**Problem to solve**
Your answer should be one number: how many lines of the data include the string "easily"?

******

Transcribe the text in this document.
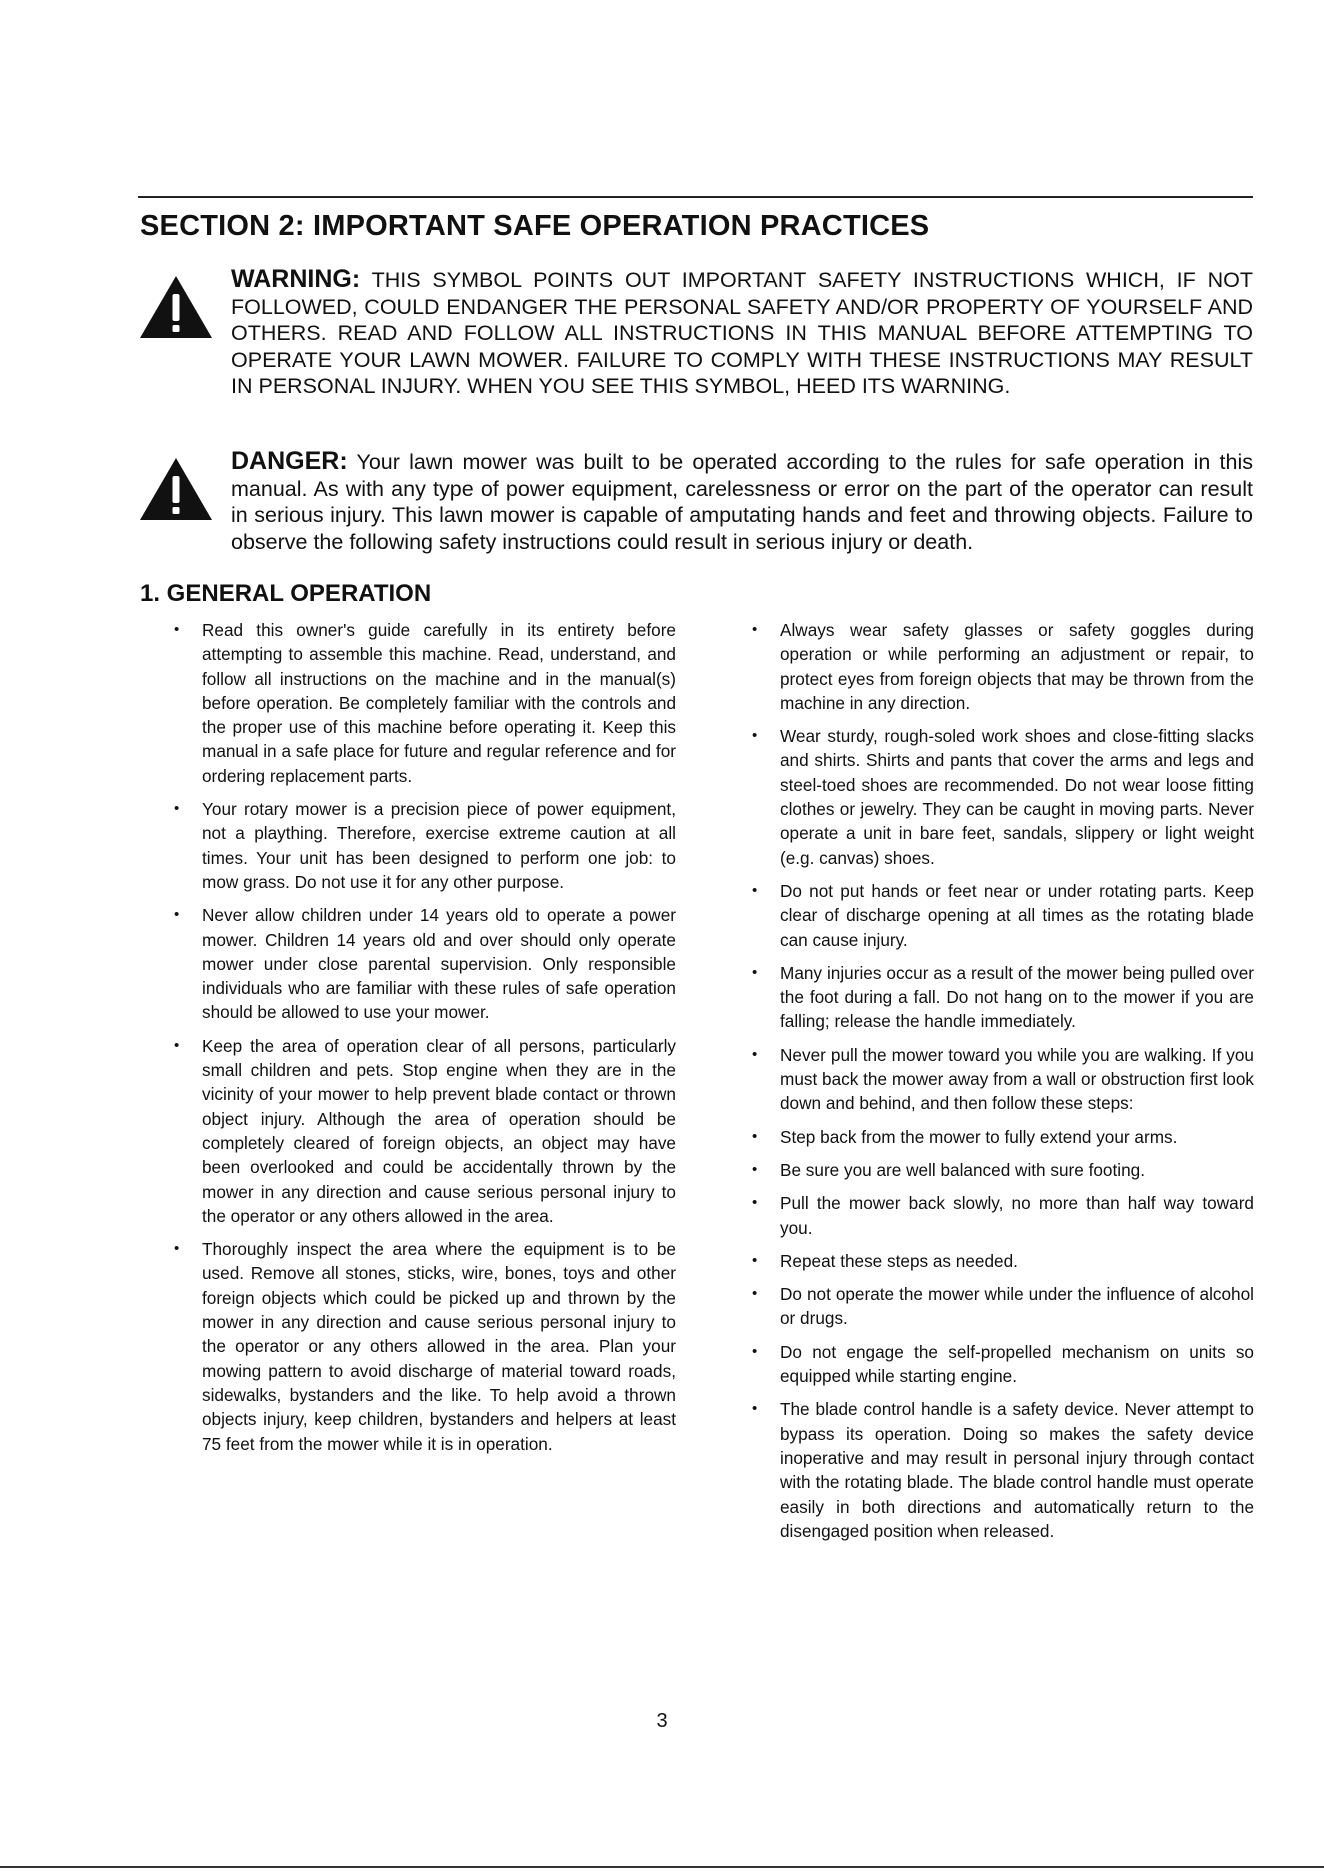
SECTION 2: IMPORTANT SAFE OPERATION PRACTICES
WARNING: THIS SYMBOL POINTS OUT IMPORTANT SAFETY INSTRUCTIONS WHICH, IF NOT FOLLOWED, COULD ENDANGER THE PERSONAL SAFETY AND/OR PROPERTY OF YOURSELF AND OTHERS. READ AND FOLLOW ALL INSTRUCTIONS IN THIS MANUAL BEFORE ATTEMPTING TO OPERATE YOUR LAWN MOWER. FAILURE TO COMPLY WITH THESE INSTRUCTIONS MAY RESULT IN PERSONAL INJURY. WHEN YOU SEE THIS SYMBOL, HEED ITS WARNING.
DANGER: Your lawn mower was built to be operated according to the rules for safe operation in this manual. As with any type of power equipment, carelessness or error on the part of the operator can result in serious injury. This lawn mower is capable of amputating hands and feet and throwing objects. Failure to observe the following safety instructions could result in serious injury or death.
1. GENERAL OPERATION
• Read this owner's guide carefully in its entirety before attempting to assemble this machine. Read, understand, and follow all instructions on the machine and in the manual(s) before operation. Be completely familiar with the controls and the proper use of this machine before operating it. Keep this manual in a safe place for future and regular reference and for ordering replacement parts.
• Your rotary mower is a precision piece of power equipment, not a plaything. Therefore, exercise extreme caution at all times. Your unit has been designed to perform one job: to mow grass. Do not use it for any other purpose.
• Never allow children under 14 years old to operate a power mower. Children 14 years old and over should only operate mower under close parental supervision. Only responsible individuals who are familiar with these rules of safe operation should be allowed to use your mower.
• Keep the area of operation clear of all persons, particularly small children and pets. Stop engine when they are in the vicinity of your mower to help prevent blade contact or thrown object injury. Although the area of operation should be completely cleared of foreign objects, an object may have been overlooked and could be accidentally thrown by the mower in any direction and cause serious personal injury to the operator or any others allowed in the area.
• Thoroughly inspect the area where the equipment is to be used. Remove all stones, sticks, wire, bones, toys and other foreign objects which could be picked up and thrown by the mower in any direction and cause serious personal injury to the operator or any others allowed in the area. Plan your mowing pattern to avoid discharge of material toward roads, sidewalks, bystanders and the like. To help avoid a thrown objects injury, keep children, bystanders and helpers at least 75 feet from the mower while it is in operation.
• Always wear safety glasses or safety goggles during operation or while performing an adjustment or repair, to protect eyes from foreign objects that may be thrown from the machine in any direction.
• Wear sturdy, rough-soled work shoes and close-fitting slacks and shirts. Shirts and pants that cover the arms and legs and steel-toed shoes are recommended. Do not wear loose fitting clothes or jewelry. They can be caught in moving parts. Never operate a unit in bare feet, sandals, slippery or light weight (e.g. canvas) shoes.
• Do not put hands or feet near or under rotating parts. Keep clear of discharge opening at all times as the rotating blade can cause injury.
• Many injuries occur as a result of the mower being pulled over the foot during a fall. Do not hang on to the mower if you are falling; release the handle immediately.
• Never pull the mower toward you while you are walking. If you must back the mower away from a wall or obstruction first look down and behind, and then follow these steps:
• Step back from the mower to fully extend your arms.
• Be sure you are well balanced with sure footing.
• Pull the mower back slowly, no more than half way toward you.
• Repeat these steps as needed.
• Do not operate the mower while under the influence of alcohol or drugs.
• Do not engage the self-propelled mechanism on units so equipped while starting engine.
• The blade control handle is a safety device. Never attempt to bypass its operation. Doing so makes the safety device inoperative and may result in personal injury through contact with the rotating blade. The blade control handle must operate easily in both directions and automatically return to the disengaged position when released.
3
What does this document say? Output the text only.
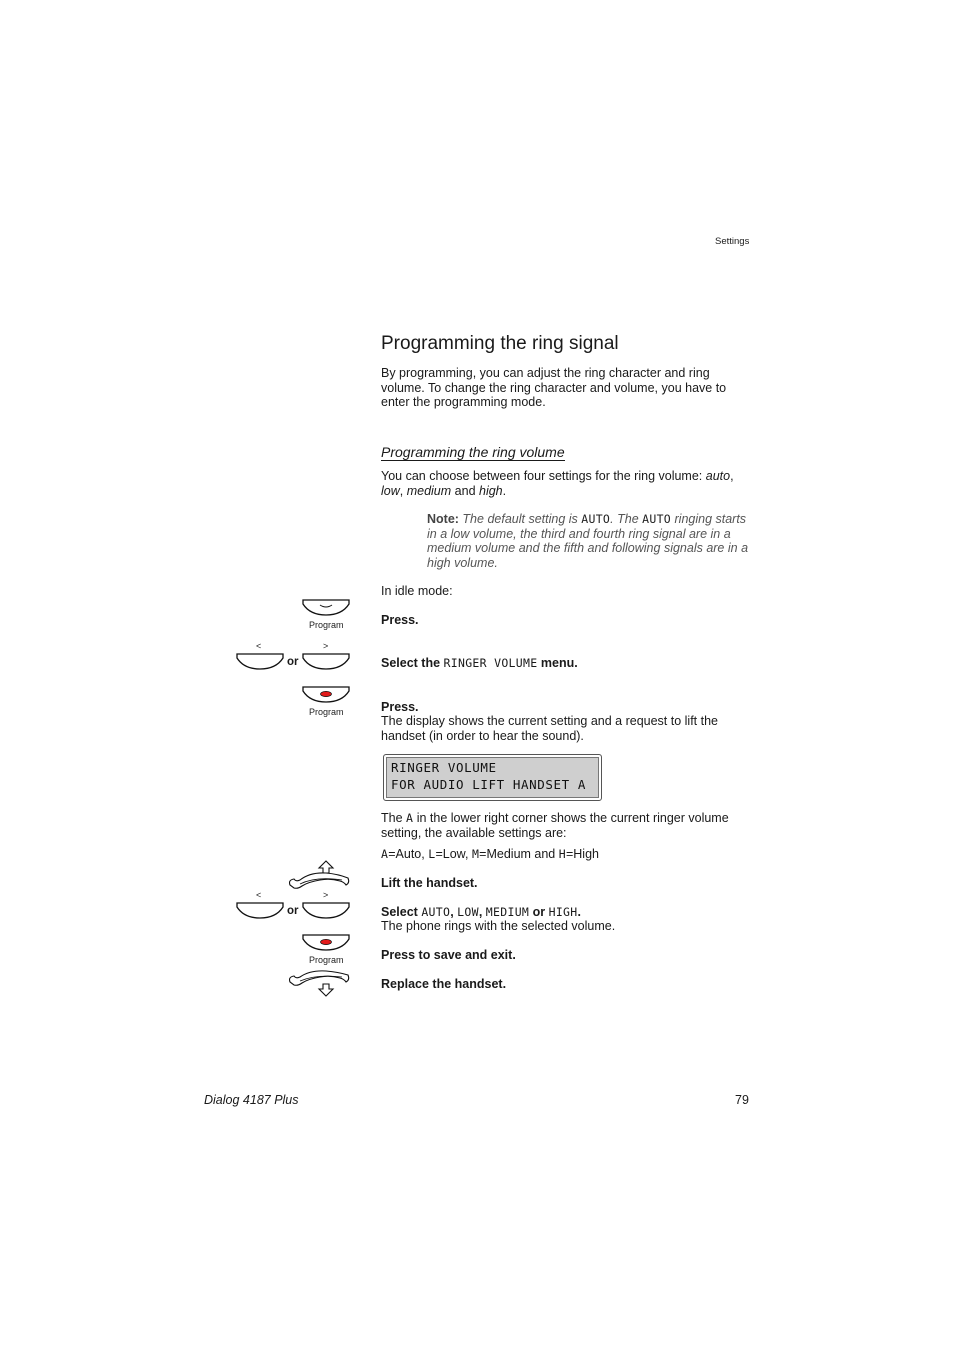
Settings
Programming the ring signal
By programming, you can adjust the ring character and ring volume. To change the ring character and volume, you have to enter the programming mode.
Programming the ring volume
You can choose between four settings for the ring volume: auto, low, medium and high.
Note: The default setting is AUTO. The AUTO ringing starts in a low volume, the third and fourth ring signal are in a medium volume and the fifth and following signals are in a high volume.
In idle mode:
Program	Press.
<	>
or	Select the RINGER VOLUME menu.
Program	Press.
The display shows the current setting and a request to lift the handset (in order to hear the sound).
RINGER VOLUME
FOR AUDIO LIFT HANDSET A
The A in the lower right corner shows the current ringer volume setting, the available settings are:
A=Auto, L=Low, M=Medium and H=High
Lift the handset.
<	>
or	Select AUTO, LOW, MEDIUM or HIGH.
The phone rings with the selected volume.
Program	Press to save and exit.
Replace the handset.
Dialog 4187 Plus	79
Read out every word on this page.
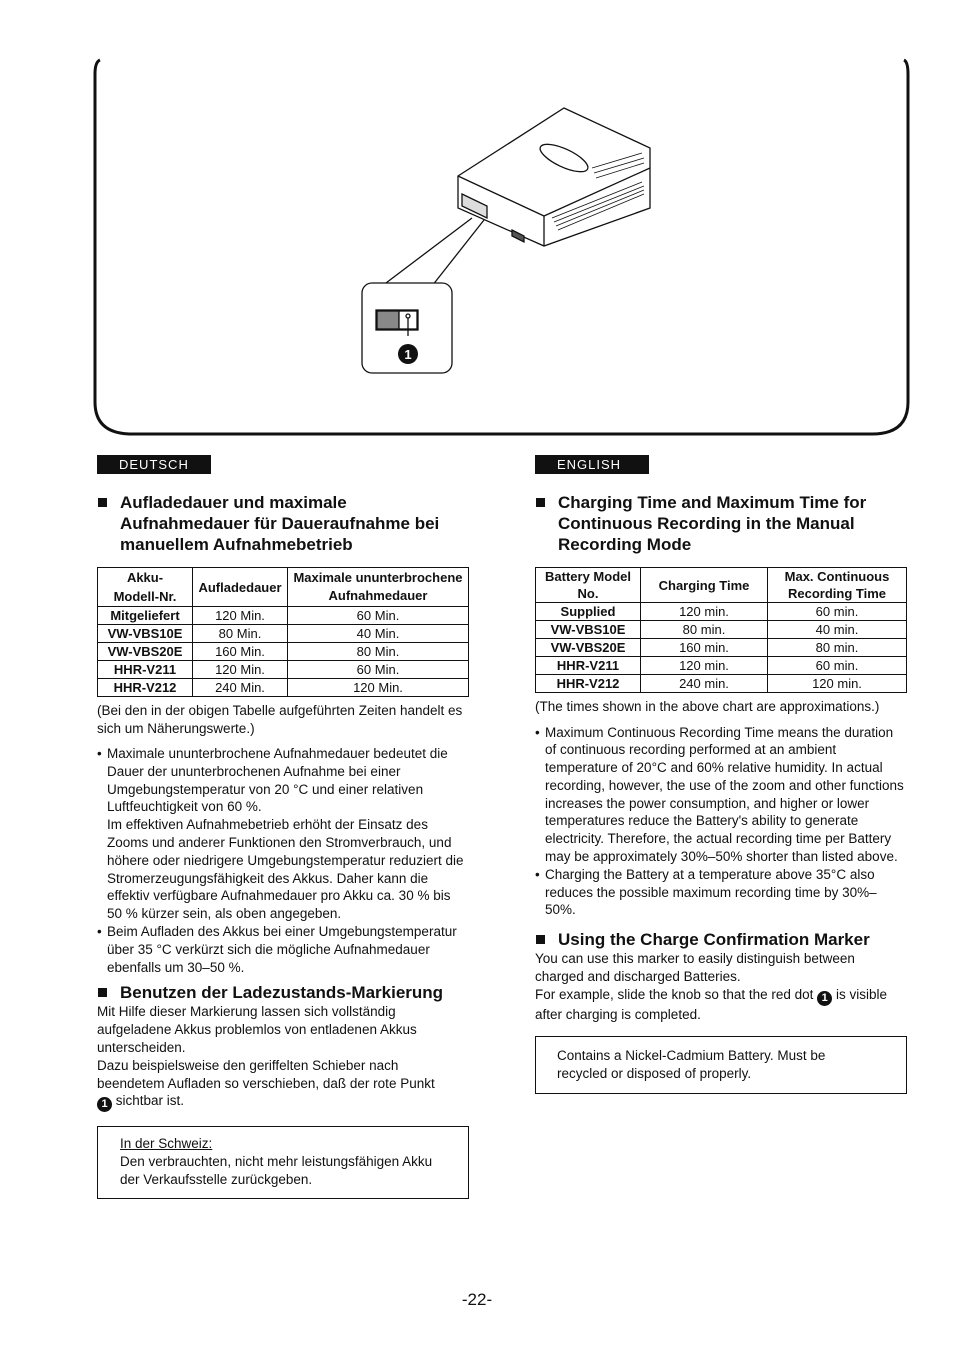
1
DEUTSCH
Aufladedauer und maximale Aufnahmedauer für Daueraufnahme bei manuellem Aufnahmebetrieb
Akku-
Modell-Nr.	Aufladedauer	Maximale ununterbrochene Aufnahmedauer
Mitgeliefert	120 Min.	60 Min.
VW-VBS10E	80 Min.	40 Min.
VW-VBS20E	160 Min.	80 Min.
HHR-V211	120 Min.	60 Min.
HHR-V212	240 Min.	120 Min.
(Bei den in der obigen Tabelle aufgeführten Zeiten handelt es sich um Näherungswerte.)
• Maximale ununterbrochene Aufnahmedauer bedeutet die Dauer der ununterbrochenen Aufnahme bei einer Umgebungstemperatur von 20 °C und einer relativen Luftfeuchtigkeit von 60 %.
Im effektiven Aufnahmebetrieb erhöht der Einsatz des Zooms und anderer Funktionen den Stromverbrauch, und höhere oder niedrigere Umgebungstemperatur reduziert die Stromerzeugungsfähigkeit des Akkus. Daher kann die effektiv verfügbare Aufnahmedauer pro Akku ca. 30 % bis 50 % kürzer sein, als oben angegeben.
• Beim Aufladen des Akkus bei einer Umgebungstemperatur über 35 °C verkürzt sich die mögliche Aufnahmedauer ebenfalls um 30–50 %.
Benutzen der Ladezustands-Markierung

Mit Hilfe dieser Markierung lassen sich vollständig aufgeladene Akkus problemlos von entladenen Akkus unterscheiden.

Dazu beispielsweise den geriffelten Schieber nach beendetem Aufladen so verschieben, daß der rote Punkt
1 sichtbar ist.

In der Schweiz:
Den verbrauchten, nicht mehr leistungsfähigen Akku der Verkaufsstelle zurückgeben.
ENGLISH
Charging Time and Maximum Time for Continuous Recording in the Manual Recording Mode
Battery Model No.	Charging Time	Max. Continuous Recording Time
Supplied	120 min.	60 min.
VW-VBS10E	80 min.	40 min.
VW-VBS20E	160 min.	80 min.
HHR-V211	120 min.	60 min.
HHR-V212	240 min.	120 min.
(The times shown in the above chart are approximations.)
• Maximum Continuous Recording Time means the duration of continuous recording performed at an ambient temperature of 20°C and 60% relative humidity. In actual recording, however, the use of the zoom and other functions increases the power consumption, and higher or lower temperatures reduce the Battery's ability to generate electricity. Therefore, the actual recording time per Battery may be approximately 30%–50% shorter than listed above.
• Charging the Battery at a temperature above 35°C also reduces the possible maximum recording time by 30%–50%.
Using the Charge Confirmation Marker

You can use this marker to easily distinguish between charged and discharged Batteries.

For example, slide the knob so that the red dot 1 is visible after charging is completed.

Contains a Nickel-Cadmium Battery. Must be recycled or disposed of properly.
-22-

******

**Solution to the problem**
2